#### PAGE
-- Begin --

As the new phase approaches, ICANN (the Internet Corporation for Assigned Names and Numbers, as the organisation overseeing the initiative) has announced a number of improvements to the way multiple languages are supported within the programme[3]. Key points include:

  • The addition of three additional non-Latin scripts in which applied-for TLDs can be expressed.
  • The support of a greatly increased number of languages within the programme generally (to 380, up from 23 in the first round) - e.g. in areas surrounding technical provisions (such as compatibility with associated portals) and DNS infrastructure.
  • Improvements to the process for assessing string similarity and potential for name 'collisions' (i.e. the same name existing in different namespaces), including the incorporation of visual and phonetic similarity evaluations. The application process will also feature the ability for specifying a 'second-choice' string (which must contain the first-choice version as a sub-string), for cases where the preferred version is deemed unacceptable, in addition to a more transparent process for resolving contentions.

These changes will give greater flexibility for entities operating in the non-English-speaking world, and are another area to consider for organisations assessing their place in the new-gTLD landscape (e.g. those considering an application for their own brand-specific extension). 

How might the implications of these changes manifest themselves as the second phase of the programme comes into fruition? One way of gaining possible insights in this area - e.g. regarding potential use-cases for foreign-language domains - is to consider the current state of the landscape, with an obvious source of relevant 'clean' data being the existing set of internationalised domain names (IDNs)[4] (i.e. those incorporating non-Latin characters). The IDNs specifically are a special subset of the full universe of non-English domain names generally, which do (of course) include large numbers of examples written just in Latin characters. The non-English Latin-character domain landscape already includes many whole gTLDs, such as (Chinese) .xin and .weibo; (French) .moi and .maison; (German) .jetzt, .kaufen, .reise and .versicherung; (Hindi) .desi; (Italian) .casa, .immo and .moda; (Portuguese) .bom; (Spanish) .abogado, .futbol, .gratis, .tienda, .uno and .viajes), all of which (as non-IDNs) do not require any 'special' technical infrastructure.

-- End --

#### ITEMS

-- Begin --

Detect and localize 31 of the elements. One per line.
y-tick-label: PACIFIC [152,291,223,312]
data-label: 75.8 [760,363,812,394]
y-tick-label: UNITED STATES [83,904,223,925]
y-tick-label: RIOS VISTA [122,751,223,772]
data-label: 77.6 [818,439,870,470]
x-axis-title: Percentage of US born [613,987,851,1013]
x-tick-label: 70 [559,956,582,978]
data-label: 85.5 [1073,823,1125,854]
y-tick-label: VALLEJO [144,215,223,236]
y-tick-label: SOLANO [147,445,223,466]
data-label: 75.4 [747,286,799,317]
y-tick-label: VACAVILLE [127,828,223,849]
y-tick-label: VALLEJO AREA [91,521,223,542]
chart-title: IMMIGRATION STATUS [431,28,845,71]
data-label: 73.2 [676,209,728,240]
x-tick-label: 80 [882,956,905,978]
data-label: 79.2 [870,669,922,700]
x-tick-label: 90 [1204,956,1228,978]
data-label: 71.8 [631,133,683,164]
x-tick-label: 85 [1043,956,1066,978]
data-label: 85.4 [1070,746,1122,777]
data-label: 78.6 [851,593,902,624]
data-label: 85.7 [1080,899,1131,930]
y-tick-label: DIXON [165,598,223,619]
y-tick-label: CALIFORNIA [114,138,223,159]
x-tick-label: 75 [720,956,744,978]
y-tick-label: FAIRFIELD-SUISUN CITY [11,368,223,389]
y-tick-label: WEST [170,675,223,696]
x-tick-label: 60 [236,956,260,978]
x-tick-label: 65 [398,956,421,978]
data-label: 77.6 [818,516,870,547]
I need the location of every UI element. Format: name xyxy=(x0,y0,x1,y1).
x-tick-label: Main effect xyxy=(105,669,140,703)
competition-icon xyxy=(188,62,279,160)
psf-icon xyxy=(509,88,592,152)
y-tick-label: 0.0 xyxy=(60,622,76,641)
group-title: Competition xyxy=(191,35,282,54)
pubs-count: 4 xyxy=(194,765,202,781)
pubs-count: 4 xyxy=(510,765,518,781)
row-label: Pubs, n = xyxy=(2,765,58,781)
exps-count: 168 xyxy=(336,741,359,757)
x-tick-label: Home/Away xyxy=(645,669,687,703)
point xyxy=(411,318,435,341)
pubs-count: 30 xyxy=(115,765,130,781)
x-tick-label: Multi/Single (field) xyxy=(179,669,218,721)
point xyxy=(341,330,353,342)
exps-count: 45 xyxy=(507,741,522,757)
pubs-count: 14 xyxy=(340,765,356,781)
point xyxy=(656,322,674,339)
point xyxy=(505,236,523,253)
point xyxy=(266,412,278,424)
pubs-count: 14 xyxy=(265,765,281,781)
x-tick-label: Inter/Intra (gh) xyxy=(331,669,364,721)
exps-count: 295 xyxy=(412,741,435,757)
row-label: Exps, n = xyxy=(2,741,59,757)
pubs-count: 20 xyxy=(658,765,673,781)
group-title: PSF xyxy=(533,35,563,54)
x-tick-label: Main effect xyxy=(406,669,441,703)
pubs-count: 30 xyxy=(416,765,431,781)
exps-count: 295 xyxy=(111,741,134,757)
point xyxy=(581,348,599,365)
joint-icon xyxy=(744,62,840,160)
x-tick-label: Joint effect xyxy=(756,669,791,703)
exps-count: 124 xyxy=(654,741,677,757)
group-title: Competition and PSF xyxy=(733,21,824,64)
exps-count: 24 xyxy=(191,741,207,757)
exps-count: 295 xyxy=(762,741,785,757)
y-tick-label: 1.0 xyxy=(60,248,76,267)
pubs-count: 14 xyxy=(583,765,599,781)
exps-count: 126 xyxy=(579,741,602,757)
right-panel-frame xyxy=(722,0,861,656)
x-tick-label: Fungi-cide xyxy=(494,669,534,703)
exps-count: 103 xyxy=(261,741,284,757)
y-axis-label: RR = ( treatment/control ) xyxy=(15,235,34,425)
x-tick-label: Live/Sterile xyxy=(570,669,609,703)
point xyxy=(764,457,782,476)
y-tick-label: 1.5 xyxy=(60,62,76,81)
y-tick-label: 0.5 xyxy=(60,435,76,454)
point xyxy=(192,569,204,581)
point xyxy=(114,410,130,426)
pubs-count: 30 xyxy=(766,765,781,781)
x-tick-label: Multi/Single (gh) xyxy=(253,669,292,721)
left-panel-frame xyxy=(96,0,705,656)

-- End --

#### WHAT THIS EXERCISE ASKS
(a) Decide whether each statement agrees with the passage on ICANN's language changes: (i) the programme now supports 380 languages, compared with 23 in the first round; (ii) a second-choice string must contain the first-choice version as a sub-string; (iii) the non-English Latin-character gTLDs need special technical infrastructure. Answer yes or no for each and quote the words of the passage that settle it.
(b) According to the passage on ICANN's language changes, what makes a domain name an IDN?
(c) Continue the passage on ICANN's language changes from its last sentence.
The records have no connection to the passage on ICANN's language changes.

#### ANSWERS TO THE EXERCISE
(a)
(i) Yes: "to 380, up from 23 in the first round"
(ii) Yes: "which must contain the first-choice version as a sub-string"
(iii) No: "do not require any 'special' technical infrastructure"

(b) An IDN incorporates non-Latin characters.

(c)
As of the current time there are, however, around 150 internationalised new-gTLDs (i.e. where the domain-name extension itself is written in (or includes characters written in) a non-Latin script) which have been delegated into the Internet infrastructure[5]. Domain names (or domain-name extensions) of this type are sometimes expressed in an 'encoded' format called Punycode (in which they are converted to a string written wholly in Latin characters, denoted by the characters 'xn--' at the start), which is how they are expressed in zone-file raw data, for example.

Domain name zone files (containing lists of all registered domains across the extension in question, in addition to other technical configuration information) are published by (and are publicly available from) ICANN, for around 80 of these extensions, providing a ready source of data which can easily be analysed to identify trends and patterns in usage. Many of the remainder of the delegated IDN extensions are country-specific examples (e.g. comprising just a country name written in local language, or an abbreviation (analogous to familiar non-IDN ccTLDs such as .co.uk, .fr, .de, etc.)), or are extensions which may no longer be in active use.

For the approximately 80 IDN gTLDs for which zone-file data is available, it is possible to drill into the datasets to gain an overview of the specific domain names registered. Table 1 shows (for example) the most popular of these extensions by total numbers of registered domain names (for all IDN TLDs associated with more than 250 domains). 34 of the 80 extensions feature only five domains or fewer.

Table 1: The most popular IDN gTLDs currently, by numbers of registered domains (additional information mostly provided by Wikipedia[6])

It is noteworthy that the list of the most popular extensions is dominated by Chinese-language examples, mostly comprising generic terms (but with two brand-specific (China Mobile Communications Corporation, and CITIC Group) and two geographic (Guangdong and Foshan) extensions). 

As an illustrative example, it is informative to consider the list of 31,192 individual domains with the most popular of these extensions (.在线, a Chinese-language extension meaning 'online'). In the vast majority of these cases (29,811, or 95.6% of the total), the second-level domain (SLD) - i.e. the part of the domain name to the left of the dot - is also written in (wholly or partly) non-Latin script (Chinese in most cases), thereby comprising fully internationalized domain names. Of the remainder, 107 of the domain names consist purely of digits as the SLD (i.e. numeric domain names[7], which are often popular in markets such as China, where their use can circumvent language barriers and particular numbers may have specific cultural significance). The remainder of the domains feature a range of different types of (Latin-character) terms in their SLD, including transliterations of Chinese words, a range of generic terms, and numerous brand references (including, presumably, both official and non-legitimate (potentially infringing) examples). 

Overall, therefore, the landscape of IDNs essentially just comprises a microcosm of the domain landscape generally, but offers additional options and flexibility for brands and consumers in markets where the local language includes non-Latin characters. In light of the increased support for a wider range of languages in the forthcoming phase of the new-gTLD programme, brand owners will once again want to consider the opportunities and risks within the ever-expanding online landscape.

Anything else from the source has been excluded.